▸ **To do**
Some lines in the listing below may include the string "utasítás". How many are there? Give only the number.

▸ **Records for this exercise**

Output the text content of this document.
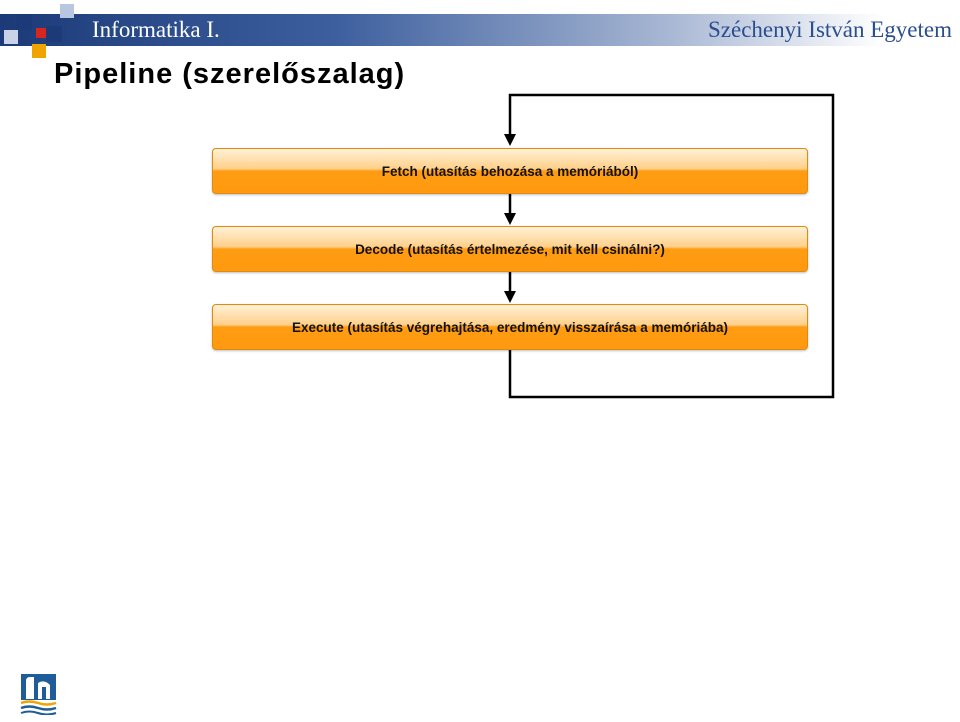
Informatika I.	Széchenyi István Egyetem
Pipeline (szerelőszalag)
Fetch (utasítás behozása a memóriából)
Decode (utasítás értelmezése, mit kell csinálni?)
Execute (utasítás végrehajtása, eredmény visszaírása a memóriába)
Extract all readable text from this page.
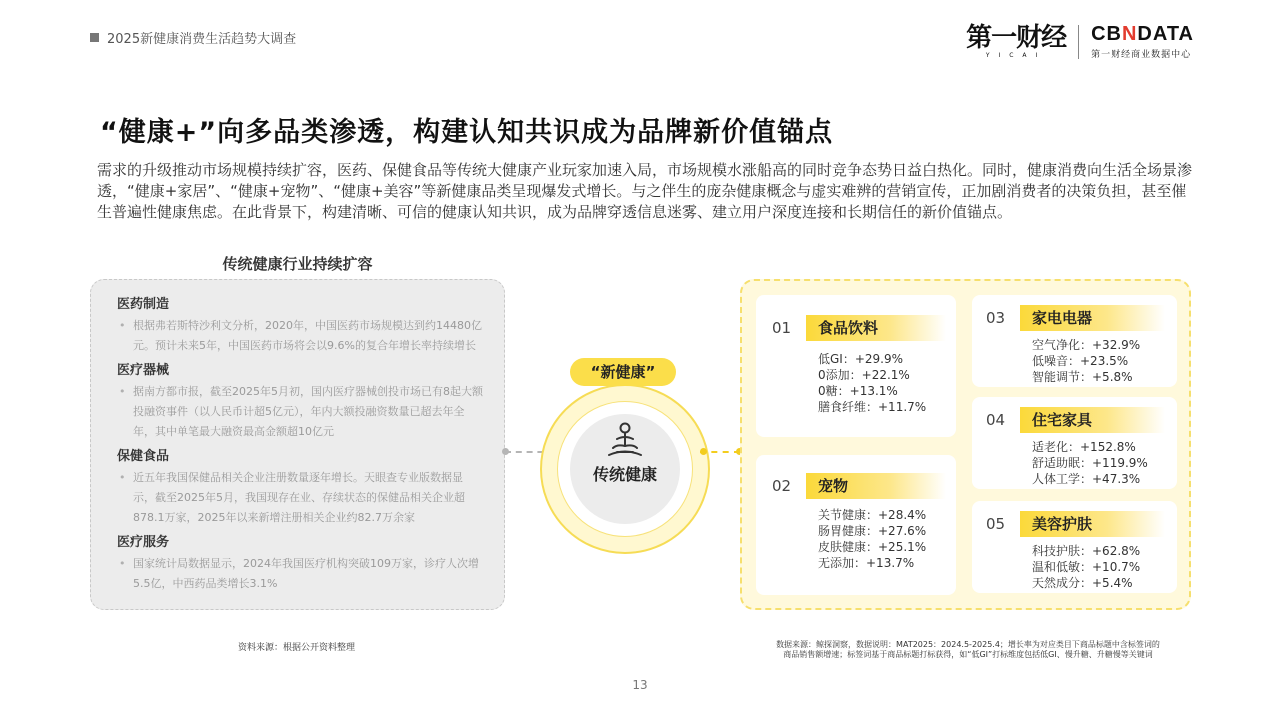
2025新健康消费生活趋势大调查	第一财经
YICAI
CBNDATA
第一财经商业数据中心
“健康+”向多品类渗透，构建认知共识成为品牌新价值锚点
需求的升级推动市场规模持续扩容，医药、保健食品等传统大健康产业玩家加速入局，市场规模水涨船高的同时竞争态势日益白热化。同时，健康消费向生活全场景渗透，“健康+家居”、“健康+宠物”、“健康+美容”等新健康品类呈现爆发式增长。与之伴生的庞杂健康概念与虚实难辨的营销宣传，正加剧消费者的决策负担，甚至催生普遍性健康焦虑。在此背景下，构建清晰、可信的健康认知共识，成为品牌穿透信息迷雾、建立用户深度连接和长期信任的新价值锚点。
传统健康行业持续扩容
医药制造
• 根据弗若斯特沙利文分析，2020年，中国医药市场规模达到约14480亿元。预计未来5年，中国医药市场将会以9.6%的复合年增长率持续增长
医疗器械
• 据南方都市报，截至2025年5月初，国内医疗器械创投市场已有8起大额投融资事件（以人民币计超5亿元），年内大额投融资数量已超去年全年，其中单笔最大融资最高金额超10亿元
保健食品
• 近五年我国保健品相关企业注册数量逐年增长。天眼查专业版数据显示，截至2025年5月，我国现存在业、存续状态的保健品相关企业超878.1万家，2025年以来新增注册相关企业约82.7万余家
医疗服务
• 国家统计局数据显示，2024年我国医疗机构突破109万家，诊疗人次增5.5亿，中西药品类增长3.1%
传统健康
“新健康”
01	食品饮料
低GI：+29.9%
0添加：+22.1%
0糖：+13.1%
膳食纤维：+11.7%
02	宠物
关节健康：+28.4%
肠胃健康：+27.6%
皮肤健康：+25.1%
无添加：+13.7%
03	家电电器
空气净化：+32.9%
低噪音：+23.5%
智能调节：+5.8%
04	住宅家具
适老化：+152.8%
舒适助眠：+119.9%
人体工学：+47.3%
05	美容护肤
科技护肤：+62.8%
温和低敏：+10.7%
天然成分：+5.4%
资料来源：根据公开资料整理	数据来源：鲸探洞察，数据说明：MAT2025：2024.5-2025.4；增长率为对应类目下商品标题中含标签词的
商品销售额增速；标签词基于商品标题打标获得，如“低GI”打标维度包括低GI、慢升糖、升糖慢等关键词
13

▸ **The result**
3